## Begin EXCERPTED DATA
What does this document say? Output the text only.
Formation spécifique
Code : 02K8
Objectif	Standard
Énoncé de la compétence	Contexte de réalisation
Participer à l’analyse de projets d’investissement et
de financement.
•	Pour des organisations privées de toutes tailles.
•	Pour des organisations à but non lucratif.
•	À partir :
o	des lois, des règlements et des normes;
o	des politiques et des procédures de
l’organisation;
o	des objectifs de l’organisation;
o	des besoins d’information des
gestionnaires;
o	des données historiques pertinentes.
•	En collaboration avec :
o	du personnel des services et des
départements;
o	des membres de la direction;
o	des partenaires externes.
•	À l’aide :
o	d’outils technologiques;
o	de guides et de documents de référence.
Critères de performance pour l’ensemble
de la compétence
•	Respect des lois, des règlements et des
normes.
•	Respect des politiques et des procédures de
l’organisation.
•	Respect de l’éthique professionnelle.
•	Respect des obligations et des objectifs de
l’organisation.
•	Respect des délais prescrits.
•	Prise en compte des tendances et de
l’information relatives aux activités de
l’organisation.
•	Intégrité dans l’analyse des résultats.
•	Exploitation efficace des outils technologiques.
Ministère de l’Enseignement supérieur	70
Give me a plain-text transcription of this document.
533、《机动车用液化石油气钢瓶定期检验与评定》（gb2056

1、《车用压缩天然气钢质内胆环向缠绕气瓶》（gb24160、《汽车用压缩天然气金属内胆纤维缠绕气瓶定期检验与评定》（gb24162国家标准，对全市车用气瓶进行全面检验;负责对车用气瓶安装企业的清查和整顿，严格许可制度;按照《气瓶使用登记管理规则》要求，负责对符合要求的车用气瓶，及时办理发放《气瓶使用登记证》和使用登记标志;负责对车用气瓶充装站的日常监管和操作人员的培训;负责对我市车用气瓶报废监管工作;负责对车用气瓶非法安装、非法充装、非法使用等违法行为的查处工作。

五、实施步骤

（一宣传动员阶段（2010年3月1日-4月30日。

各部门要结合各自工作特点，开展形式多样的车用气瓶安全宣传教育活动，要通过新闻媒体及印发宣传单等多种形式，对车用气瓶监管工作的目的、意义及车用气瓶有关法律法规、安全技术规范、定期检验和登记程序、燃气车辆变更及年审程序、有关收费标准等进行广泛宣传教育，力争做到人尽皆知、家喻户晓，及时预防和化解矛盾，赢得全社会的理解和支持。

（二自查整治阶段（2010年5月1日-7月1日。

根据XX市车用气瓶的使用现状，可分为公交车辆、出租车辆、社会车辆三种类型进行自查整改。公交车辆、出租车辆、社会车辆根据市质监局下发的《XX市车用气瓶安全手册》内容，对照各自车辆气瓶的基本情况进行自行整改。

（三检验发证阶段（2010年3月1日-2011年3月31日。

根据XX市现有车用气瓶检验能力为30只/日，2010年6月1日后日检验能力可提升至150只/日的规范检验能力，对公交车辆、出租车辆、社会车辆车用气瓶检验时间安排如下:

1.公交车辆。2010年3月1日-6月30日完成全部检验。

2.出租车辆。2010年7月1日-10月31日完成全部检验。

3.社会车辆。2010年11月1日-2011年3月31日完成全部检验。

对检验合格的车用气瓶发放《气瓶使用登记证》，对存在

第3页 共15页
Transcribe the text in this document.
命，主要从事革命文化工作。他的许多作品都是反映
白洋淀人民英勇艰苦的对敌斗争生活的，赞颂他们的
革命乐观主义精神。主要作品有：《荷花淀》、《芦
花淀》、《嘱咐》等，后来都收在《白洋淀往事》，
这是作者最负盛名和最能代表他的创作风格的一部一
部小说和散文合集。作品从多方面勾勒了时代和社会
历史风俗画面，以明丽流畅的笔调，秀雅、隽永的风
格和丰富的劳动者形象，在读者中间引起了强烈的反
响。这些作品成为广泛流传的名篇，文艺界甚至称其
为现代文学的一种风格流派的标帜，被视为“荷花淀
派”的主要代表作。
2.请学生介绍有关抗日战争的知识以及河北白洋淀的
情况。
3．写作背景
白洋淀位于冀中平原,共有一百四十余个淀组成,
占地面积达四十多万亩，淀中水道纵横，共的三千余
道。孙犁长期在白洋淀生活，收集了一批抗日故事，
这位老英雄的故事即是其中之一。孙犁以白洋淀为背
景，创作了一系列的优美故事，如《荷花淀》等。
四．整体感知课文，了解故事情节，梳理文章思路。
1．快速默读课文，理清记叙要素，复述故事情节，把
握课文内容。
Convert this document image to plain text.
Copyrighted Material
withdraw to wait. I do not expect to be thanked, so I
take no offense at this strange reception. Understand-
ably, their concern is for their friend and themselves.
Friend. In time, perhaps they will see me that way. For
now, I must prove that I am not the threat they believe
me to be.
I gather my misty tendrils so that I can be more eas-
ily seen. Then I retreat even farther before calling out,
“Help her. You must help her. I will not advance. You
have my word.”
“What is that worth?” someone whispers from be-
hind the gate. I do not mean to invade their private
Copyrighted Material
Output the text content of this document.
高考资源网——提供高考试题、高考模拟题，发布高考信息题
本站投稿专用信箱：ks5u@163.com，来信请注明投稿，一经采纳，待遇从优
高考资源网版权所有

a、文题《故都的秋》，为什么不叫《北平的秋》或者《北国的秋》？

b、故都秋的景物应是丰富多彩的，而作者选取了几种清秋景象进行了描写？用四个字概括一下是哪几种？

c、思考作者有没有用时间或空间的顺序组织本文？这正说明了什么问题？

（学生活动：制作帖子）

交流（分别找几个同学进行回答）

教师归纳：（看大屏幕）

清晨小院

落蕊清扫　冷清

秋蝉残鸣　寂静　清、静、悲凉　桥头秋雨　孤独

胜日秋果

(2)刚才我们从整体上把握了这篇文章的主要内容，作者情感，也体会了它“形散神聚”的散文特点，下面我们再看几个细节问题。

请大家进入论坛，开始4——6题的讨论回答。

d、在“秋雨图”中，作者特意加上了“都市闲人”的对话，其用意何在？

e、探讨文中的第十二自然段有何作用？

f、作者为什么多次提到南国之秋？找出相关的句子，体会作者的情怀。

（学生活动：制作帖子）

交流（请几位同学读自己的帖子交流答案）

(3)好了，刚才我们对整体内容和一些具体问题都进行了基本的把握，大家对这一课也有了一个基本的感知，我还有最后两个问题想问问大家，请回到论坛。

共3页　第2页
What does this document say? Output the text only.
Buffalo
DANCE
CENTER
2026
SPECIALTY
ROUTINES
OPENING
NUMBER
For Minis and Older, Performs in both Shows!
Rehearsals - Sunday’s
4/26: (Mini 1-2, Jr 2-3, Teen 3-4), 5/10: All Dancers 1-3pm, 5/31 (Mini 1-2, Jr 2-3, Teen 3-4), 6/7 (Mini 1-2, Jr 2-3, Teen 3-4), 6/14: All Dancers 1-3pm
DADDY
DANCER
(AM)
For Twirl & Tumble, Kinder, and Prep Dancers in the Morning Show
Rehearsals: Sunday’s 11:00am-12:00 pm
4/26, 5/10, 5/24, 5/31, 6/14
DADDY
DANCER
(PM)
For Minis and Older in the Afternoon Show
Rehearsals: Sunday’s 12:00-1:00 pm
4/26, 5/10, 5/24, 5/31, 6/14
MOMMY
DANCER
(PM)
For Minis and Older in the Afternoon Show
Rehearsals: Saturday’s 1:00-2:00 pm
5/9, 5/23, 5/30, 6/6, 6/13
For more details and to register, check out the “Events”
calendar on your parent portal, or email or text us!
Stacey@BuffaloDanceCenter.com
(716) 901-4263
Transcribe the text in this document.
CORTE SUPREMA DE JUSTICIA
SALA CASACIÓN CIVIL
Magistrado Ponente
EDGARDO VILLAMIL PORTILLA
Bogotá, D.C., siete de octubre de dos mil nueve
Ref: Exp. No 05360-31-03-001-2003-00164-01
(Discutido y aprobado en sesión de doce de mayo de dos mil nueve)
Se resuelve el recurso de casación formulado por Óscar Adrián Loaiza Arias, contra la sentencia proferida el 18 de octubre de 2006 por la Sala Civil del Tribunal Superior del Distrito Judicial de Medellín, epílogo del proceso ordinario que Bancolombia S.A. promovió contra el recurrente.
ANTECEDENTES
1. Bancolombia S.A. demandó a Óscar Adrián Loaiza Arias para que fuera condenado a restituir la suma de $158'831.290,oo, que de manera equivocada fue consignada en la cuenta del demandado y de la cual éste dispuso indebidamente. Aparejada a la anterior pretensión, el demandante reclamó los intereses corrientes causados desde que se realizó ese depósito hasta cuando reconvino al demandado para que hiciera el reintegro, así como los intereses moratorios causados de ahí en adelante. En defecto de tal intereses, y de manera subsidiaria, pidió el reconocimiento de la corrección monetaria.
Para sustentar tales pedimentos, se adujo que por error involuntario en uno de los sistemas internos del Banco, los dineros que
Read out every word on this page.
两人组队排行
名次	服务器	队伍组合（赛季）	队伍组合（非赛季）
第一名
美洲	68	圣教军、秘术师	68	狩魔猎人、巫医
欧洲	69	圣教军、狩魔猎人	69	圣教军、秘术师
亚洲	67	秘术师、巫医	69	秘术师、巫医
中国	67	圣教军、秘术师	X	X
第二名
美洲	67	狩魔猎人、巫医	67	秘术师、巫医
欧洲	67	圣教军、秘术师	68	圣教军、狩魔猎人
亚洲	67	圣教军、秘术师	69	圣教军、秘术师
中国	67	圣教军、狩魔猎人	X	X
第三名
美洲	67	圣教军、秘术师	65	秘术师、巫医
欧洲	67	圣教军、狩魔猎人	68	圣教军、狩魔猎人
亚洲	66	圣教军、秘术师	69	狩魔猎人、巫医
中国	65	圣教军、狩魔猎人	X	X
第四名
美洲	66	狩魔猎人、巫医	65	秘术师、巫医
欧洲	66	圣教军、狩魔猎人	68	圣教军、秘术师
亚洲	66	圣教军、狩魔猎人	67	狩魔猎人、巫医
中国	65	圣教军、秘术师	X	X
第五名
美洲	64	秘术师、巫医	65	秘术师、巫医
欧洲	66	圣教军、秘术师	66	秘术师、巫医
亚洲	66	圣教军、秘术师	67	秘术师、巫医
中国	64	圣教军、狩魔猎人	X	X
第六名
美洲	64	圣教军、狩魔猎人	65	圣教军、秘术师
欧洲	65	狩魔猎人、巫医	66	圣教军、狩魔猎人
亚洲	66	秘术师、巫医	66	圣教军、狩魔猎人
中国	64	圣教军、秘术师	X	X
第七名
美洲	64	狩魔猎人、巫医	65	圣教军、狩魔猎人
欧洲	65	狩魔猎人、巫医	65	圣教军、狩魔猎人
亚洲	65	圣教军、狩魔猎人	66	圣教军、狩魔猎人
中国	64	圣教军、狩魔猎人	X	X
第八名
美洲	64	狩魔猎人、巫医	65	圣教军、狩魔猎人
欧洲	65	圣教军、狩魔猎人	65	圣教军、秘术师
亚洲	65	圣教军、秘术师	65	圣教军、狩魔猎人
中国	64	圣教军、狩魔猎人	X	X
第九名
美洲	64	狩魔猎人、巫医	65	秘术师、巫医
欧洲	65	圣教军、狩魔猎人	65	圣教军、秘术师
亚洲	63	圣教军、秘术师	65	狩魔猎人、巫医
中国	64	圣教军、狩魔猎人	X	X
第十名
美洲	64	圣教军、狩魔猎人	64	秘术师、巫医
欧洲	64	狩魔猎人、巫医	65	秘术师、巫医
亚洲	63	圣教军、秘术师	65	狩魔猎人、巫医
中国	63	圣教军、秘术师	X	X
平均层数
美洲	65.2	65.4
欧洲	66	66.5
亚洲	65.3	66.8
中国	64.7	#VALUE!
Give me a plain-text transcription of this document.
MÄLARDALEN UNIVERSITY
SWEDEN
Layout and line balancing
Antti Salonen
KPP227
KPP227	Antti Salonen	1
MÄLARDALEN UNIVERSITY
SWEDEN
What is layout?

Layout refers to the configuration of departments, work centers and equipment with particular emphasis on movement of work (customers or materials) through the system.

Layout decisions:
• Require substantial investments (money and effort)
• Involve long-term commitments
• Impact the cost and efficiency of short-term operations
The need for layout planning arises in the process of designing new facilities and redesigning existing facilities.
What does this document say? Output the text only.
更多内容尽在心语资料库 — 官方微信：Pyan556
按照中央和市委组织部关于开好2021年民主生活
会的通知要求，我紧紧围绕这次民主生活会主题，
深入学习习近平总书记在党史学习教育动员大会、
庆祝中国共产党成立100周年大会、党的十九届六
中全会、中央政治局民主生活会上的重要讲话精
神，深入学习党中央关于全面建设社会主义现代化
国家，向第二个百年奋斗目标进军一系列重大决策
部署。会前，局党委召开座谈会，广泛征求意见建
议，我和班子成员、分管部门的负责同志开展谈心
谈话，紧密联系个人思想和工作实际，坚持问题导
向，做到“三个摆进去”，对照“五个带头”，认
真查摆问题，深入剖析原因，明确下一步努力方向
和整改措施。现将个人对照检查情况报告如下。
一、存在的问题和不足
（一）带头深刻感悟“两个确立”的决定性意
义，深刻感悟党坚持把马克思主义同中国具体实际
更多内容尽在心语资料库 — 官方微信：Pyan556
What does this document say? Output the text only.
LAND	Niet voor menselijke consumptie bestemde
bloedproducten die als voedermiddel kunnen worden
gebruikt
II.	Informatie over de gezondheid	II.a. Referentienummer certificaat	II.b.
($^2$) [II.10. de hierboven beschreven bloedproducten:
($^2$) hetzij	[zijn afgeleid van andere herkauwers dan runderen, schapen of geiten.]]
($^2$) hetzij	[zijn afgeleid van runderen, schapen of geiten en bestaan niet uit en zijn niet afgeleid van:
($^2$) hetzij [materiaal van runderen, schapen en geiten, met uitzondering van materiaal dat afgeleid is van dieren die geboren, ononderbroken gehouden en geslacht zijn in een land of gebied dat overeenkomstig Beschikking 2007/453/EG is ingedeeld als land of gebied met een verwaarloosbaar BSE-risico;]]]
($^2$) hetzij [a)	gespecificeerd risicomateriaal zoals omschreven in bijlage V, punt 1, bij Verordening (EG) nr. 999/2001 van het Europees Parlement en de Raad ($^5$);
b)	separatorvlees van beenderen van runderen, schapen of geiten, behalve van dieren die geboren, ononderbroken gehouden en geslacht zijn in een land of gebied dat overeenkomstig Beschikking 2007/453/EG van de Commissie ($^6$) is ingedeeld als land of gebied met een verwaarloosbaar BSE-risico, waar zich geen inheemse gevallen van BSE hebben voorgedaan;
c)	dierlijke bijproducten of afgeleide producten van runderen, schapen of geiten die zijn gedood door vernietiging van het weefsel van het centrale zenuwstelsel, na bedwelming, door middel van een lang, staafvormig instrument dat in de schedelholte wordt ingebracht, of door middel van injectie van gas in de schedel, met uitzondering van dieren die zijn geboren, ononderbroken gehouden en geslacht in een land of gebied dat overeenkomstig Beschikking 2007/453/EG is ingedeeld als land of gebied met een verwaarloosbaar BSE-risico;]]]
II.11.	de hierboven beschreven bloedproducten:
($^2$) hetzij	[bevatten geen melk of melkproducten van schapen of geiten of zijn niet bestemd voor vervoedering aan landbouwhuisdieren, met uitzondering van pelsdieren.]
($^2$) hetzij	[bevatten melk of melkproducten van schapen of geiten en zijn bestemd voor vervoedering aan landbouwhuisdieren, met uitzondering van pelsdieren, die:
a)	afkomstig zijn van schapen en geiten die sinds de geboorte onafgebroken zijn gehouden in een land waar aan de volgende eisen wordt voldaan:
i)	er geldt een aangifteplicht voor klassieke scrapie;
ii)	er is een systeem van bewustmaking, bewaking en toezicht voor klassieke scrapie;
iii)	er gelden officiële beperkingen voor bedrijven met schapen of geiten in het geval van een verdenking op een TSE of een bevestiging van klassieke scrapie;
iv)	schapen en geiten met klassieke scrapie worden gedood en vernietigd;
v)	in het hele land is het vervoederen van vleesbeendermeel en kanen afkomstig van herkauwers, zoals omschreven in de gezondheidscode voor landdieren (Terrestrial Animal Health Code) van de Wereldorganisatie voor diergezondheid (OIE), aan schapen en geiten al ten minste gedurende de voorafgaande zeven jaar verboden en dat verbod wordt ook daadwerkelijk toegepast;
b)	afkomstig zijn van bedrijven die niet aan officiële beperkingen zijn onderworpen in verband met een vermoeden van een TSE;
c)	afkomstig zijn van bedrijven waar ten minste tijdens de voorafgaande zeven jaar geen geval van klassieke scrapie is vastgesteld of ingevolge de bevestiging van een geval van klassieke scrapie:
## End EXCERPTED DATA
**WORK TO COMPLETE**
Select every line in the material above where the string "objectifs" occurs, and copy it.

**RIGHT ANSWER**
o	des objectifs de l’organisation;
•	Respect des obligations et des objectifs de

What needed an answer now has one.